◆ Figure content listings ◆
◇ ◇ ◇ ◇

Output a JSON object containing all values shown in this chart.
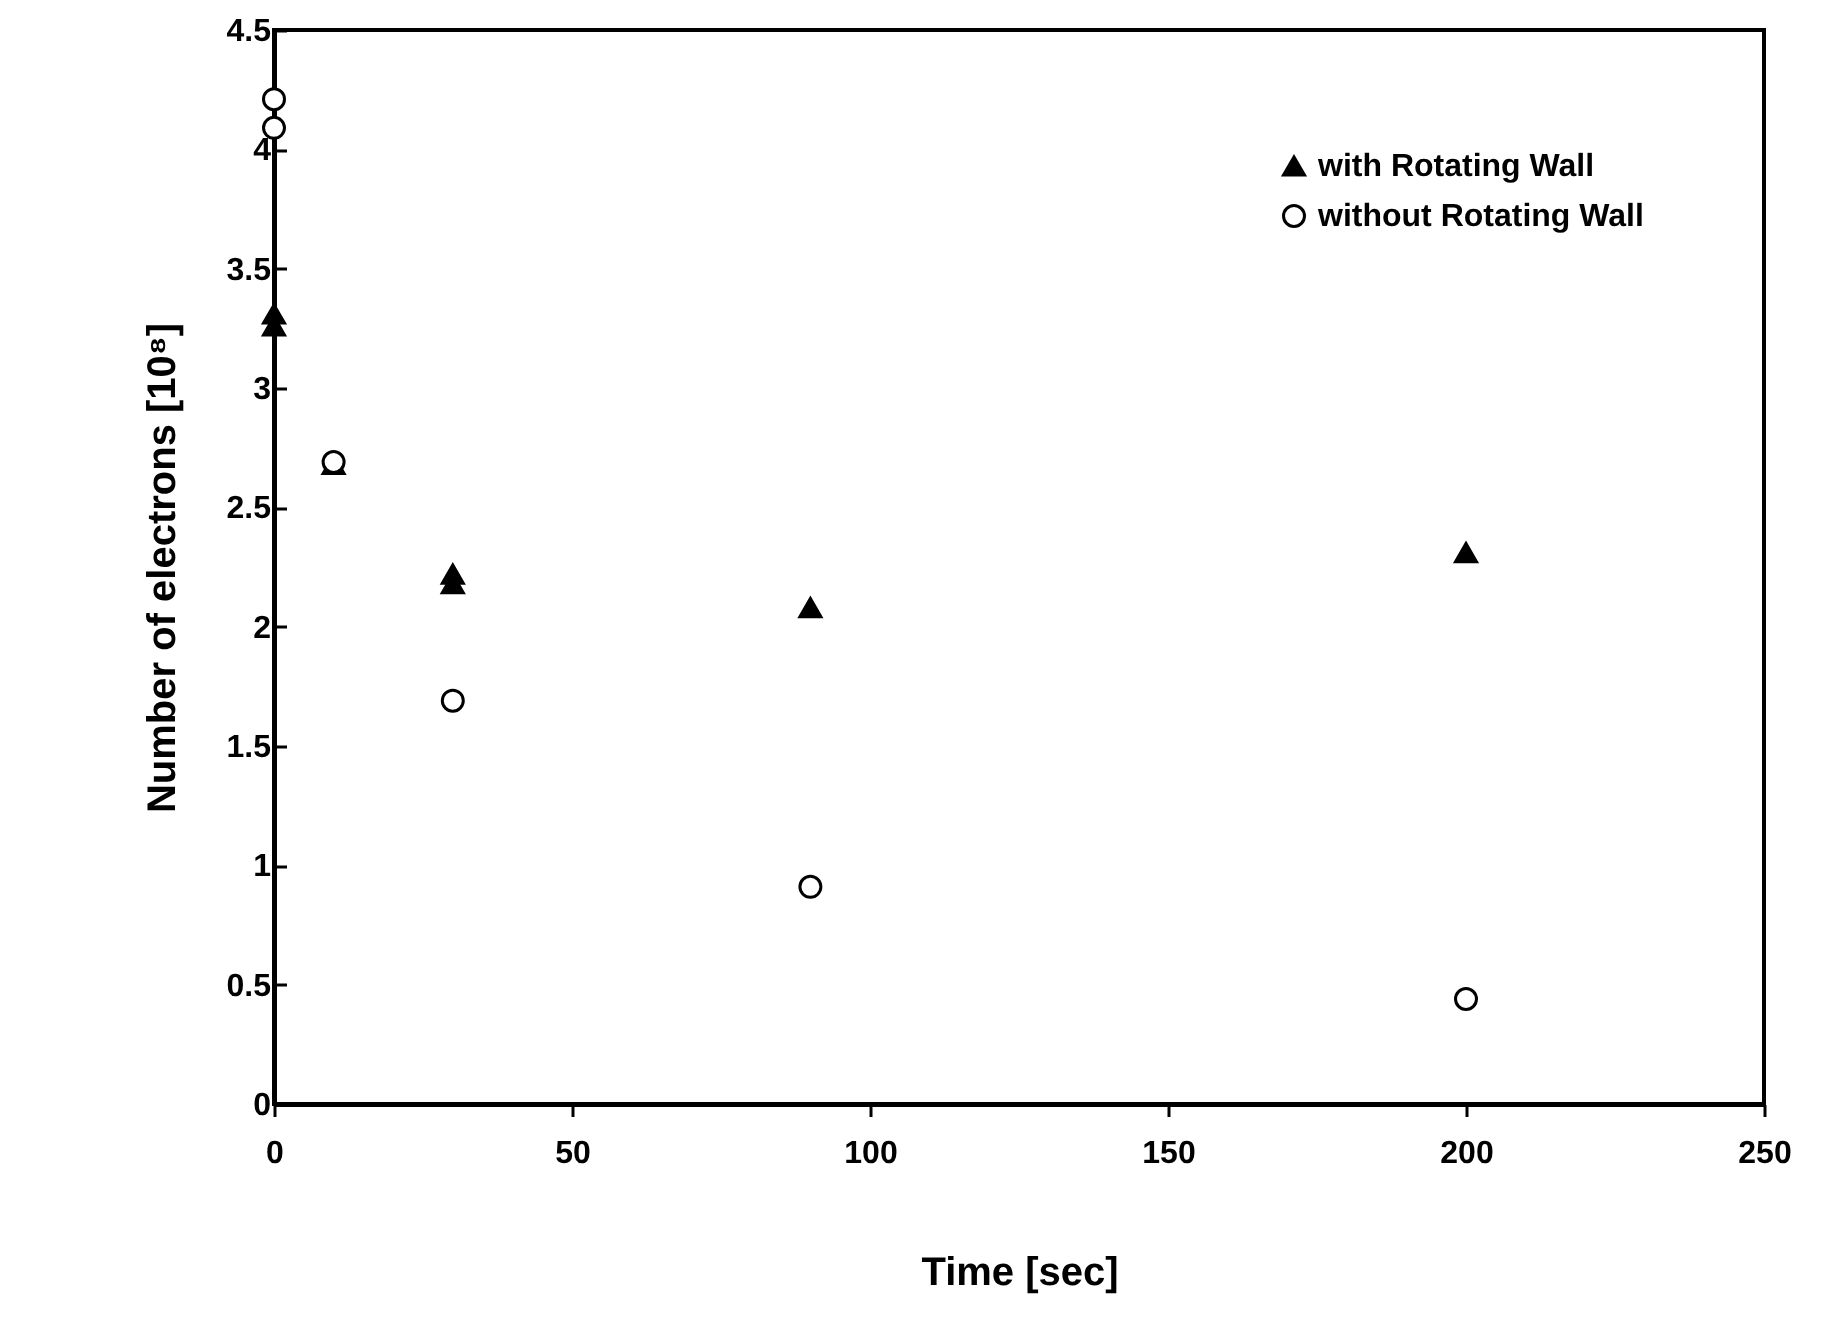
{
  "chart_data": {
    "type": "scatter",
    "xlabel": "Time [sec]",
    "ylabel": "Number of electrons [10⁸]",
    "xlim": [
      0,
      250
    ],
    "xticks": [
      0,
      50,
      100,
      150,
      200,
      250
    ],
    "ylim": [
      0,
      4.5
    ],
    "yticks": [
      0,
      0.5,
      1,
      1.5,
      2,
      2.5,
      3,
      3.5,
      4,
      4.5
    ],
    "grid": false,
    "legend": "top right",
    "series": [
      {
        "name": "with Rotating Wall",
        "color": "#000000",
        "marker": "triangle",
        "x": [
          0,
          0,
          10,
          30,
          30,
          90,
          200
        ],
        "values": [
          3.31,
          3.26,
          2.68,
          2.22,
          2.18,
          2.08,
          2.31
        ]
      },
      {
        "name": "without Rotating Wall",
        "color": "#000000",
        "marker": "circle",
        "x": [
          0,
          0,
          10,
          30,
          90,
          200
        ],
        "values": [
          4.21,
          4.09,
          2.69,
          1.69,
          0.91,
          0.44
        ]
      }
    ]
  }
}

◇ ◇ ◇ ◇

◆ REQUIREMENTS ◆
Pictures in the records above are not copied; print everything else exactly.

◆ EXERCISE ANSWER ◆
Output a JSON object containing all values shown in this chart.
{
  "chart_data": {
    "type": "scatter",
    "xlabel": "Time [sec]",
    "ylabel": "Number of electrons [10⁸]",
    "xlim": [
      0,
      250
    ],
    "xticks": [
      0,
      50,
      100,
      150,
      200,
      250
    ],
    "ylim": [
      0,
      4.5
    ],
    "yticks": [
      0,
      0.5,
      1,
      1.5,
      2,
      2.5,
      3,
      3.5,
      4,
      4.5
    ],
    "grid": false,
    "legend": "top right",
    "series": [
      {
        "name": "with Rotating Wall",
        "color": "#000000",
        "marker": "triangle",
        "x": [
          0,
          0,
          10,
          30,
          30,
          90,
          200
        ],
        "values": [
          3.31,
          3.26,
          2.68,
          2.22,
          2.18,
          2.08,
          2.31
        ]
      },
      {
        "name": "without Rotating Wall",
        "color": "#000000",
        "marker": "circle",
        "x": [
          0,
          0,
          10,
          30,
          90,
          200
        ],
        "values": [
          4.21,
          4.09,
          2.69,
          1.69,
          0.91,
          0.44
        ]
      }
    ]
  }
}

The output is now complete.